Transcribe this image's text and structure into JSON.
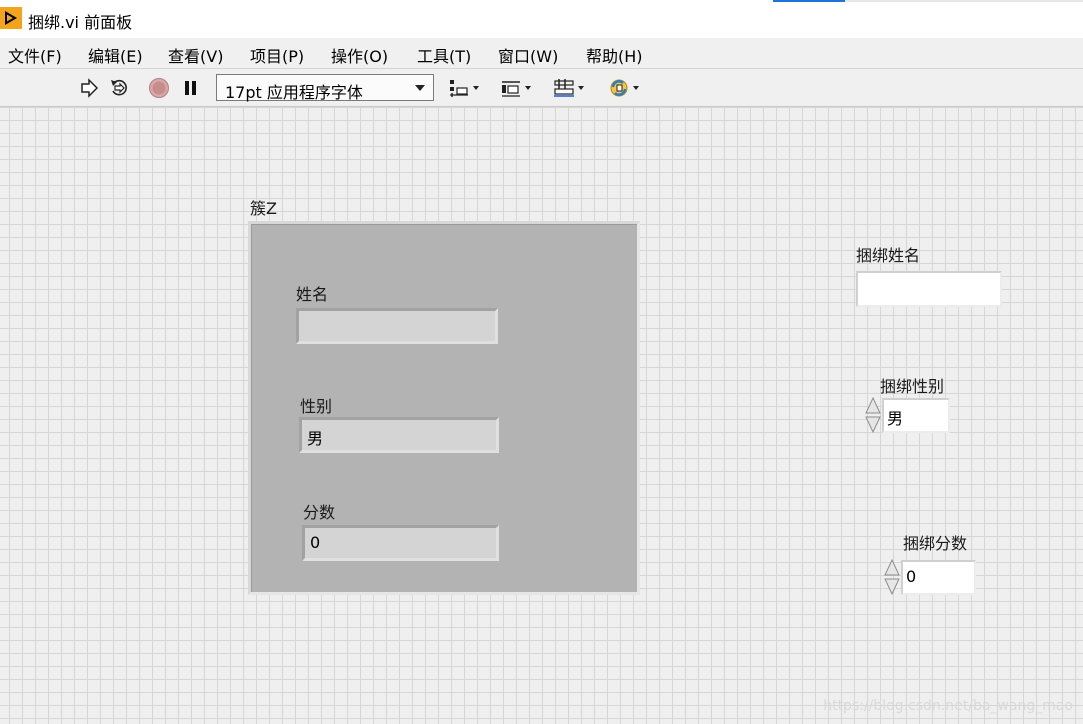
{
  "window": {
    "title": "捆绑.vi 前面板"
  },
  "menu": [
    {
      "label": "文件(F)"
    },
    {
      "label": "编辑(E)"
    },
    {
      "label": "查看(V)"
    },
    {
      "label": "项目(P)"
    },
    {
      "label": "操作(O)"
    },
    {
      "label": "工具(T)"
    },
    {
      "label": "窗口(W)"
    },
    {
      "label": "帮助(H)"
    }
  ],
  "toolbar": {
    "icons": [
      "run-arrow-icon",
      "run-continuously-icon",
      "abort-stop-icon",
      "pause-icon",
      "align-objects-icon",
      "distribute-objects-icon",
      "resize-objects-icon",
      "reorder-icon"
    ],
    "font_select": "17pt 应用程序字体"
  },
  "panel": {
    "cluster": {
      "label": "簇Z",
      "name_label": "姓名",
      "name_value": "",
      "gender_label": "性别",
      "gender_value": "男",
      "score_label": "分数",
      "score_value": "0"
    },
    "bundle_name": {
      "label": "捆绑姓名",
      "value": ""
    },
    "bundle_gender": {
      "label": "捆绑性别",
      "value": "男"
    },
    "bundle_score": {
      "label": "捆绑分数",
      "value": "0"
    }
  },
  "watermark": "https://blog.csdn.net/ba_wang_mao",
  "colors": {
    "grid_background": "#efefef",
    "grid_lines": "#d6d6d6",
    "cluster_fill": "#b3b3b3",
    "indicator_fill": "#d4d4d4",
    "control_fill": "#ffffff",
    "title_accent": "#1e73d6",
    "labview_icon": "#f2a51a"
  }
}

> _Work to do_
Write every entry out again exactly, dropping the pictures.

> _Right answer_
Transcribe this image's text and structure into JSON.
{
  "window": {
    "title": "捆绑.vi 前面板"
  },
  "menu": [
    {
      "label": "文件(F)"
    },
    {
      "label": "编辑(E)"
    },
    {
      "label": "查看(V)"
    },
    {
      "label": "项目(P)"
    },
    {
      "label": "操作(O)"
    },
    {
      "label": "工具(T)"
    },
    {
      "label": "窗口(W)"
    },
    {
      "label": "帮助(H)"
    }
  ],
  "toolbar": {
    "icons": [
      "run-arrow-icon",
      "run-continuously-icon",
      "abort-stop-icon",
      "pause-icon",
      "align-objects-icon",
      "distribute-objects-icon",
      "resize-objects-icon",
      "reorder-icon"
    ],
    "font_select": "17pt 应用程序字体"
  },
  "panel": {
    "cluster": {
      "label": "簇Z",
      "name_label": "姓名",
      "name_value": "",
      "gender_label": "性别",
      "gender_value": "男",
      "score_label": "分数",
      "score_value": "0"
    },
    "bundle_name": {
      "label": "捆绑姓名",
      "value": ""
    },
    "bundle_gender": {
      "label": "捆绑性别",
      "value": "男"
    },
    "bundle_score": {
      "label": "捆绑分数",
      "value": "0"
    }
  },
  "watermark": "https://blog.csdn.net/ba_wang_mao",
  "colors": {
    "grid_background": "#efefef",
    "grid_lines": "#d6d6d6",
    "cluster_fill": "#b3b3b3",
    "indicator_fill": "#d4d4d4",
    "control_fill": "#ffffff",
    "title_accent": "#1e73d6",
    "labview_icon": "#f2a51a"
  }
}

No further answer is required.